— Begin Supplied information —

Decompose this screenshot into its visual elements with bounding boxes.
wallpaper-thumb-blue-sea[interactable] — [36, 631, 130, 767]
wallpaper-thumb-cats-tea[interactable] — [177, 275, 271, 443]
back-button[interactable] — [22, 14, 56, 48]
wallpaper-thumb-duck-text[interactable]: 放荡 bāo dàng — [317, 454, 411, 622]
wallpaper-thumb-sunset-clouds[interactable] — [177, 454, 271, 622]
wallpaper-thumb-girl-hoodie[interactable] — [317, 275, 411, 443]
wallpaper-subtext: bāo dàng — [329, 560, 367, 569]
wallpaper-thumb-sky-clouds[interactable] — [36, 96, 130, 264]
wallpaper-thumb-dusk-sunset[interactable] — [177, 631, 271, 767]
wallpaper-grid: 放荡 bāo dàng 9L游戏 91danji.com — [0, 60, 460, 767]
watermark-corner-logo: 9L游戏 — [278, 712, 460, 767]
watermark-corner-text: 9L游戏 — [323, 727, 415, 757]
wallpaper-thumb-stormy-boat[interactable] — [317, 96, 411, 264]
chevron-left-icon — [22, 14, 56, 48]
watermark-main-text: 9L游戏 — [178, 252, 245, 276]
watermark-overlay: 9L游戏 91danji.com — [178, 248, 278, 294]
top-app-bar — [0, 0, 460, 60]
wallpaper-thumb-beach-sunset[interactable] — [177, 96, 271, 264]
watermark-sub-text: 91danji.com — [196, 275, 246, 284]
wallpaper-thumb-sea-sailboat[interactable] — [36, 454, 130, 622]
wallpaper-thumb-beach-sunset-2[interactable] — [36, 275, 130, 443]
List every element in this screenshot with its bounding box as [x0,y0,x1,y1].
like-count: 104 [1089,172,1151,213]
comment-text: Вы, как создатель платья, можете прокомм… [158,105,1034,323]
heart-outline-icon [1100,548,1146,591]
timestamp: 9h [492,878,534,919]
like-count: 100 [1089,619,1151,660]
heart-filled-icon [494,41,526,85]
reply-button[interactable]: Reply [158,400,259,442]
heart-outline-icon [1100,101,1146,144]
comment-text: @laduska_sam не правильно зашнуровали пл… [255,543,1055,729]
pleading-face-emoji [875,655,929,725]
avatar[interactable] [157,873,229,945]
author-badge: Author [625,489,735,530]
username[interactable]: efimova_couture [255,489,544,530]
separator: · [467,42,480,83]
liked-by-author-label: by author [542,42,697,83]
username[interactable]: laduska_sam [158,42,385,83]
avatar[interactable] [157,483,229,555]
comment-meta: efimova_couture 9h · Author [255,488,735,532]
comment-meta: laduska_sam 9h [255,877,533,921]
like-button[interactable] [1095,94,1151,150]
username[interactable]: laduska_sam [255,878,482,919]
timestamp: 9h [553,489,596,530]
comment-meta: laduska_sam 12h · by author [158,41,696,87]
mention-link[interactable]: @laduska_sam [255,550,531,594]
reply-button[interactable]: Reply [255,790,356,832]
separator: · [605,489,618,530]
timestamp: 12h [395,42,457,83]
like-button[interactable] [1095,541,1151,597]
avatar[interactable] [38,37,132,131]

— End Supplied information —

Prompt: Reproduce all the items above, replacing each "interactable" with "clickable" and leaving everything else as it is.

Result of the exercise:
Decompose this screenshot into its visual elements with bounding boxes.
wallpaper-thumb-blue-sea[clickable] — [36, 631, 130, 767]
wallpaper-thumb-cats-tea[clickable] — [177, 275, 271, 443]
back-button[clickable] — [22, 14, 56, 48]
wallpaper-thumb-duck-text[clickable]: 放荡 bāo dàng — [317, 454, 411, 622]
wallpaper-thumb-sunset-clouds[clickable] — [177, 454, 271, 622]
wallpaper-thumb-girl-hoodie[clickable] — [317, 275, 411, 443]
wallpaper-subtext: bāo dàng — [329, 560, 367, 569]
wallpaper-thumb-sky-clouds[clickable] — [36, 96, 130, 264]
wallpaper-thumb-dusk-sunset[clickable] — [177, 631, 271, 767]
wallpaper-grid: 放荡 bāo dàng 9L游戏 91danji.com — [0, 60, 460, 767]
watermark-corner-logo: 9L游戏 — [278, 712, 460, 767]
watermark-corner-text: 9L游戏 — [323, 727, 415, 757]
wallpaper-thumb-stormy-boat[clickable] — [317, 96, 411, 264]
chevron-left-icon — [22, 14, 56, 48]
watermark-main-text: 9L游戏 — [178, 252, 245, 276]
watermark-overlay: 9L游戏 91danji.com — [178, 248, 278, 294]
top-app-bar — [0, 0, 460, 60]
wallpaper-thumb-beach-sunset[clickable] — [177, 96, 271, 264]
watermark-sub-text: 91danji.com — [196, 275, 246, 284]
wallpaper-thumb-sea-sailboat[clickable] — [36, 454, 130, 622]
wallpaper-thumb-beach-sunset-2[clickable] — [36, 275, 130, 443]
List every element in this screenshot with its bounding box as [x0,y0,x1,y1].
like-count: 104 [1089,172,1151,213]
comment-text: Вы, как создатель платья, можете прокомм… [158,105,1034,323]
heart-outline-icon [1100,548,1146,591]
timestamp: 9h [492,878,534,919]
like-count: 100 [1089,619,1151,660]
heart-filled-icon [494,41,526,85]
reply-button[clickable]: Reply [158,400,259,442]
heart-outline-icon [1100,101,1146,144]
comment-text: @laduska_sam не правильно зашнуровали пл… [255,543,1055,729]
pleading-face-emoji [875,655,929,725]
avatar[clickable] [157,873,229,945]
author-badge: Author [625,489,735,530]
username[clickable]: efimova_couture [255,489,544,530]
separator: · [467,42,480,83]
liked-by-author-label: by author [542,42,697,83]
username[clickable]: laduska_sam [158,42,385,83]
avatar[clickable] [157,483,229,555]
comment-meta: efimova_couture 9h · Author [255,488,735,532]
comment-meta: laduska_sam 9h [255,877,533,921]
like-button[clickable] [1095,94,1151,150]
username[clickable]: laduska_sam [255,878,482,919]
timestamp: 9h [553,489,596,530]
comment-meta: laduska_sam 12h · by author [158,41,696,87]
mention-link[clickable]: @laduska_sam [255,550,531,594]
reply-button[clickable]: Reply [255,790,356,832]
separator: · [605,489,618,530]
timestamp: 12h [395,42,457,83]
like-button[clickable] [1095,541,1151,597]
avatar[clickable] [38,37,132,131]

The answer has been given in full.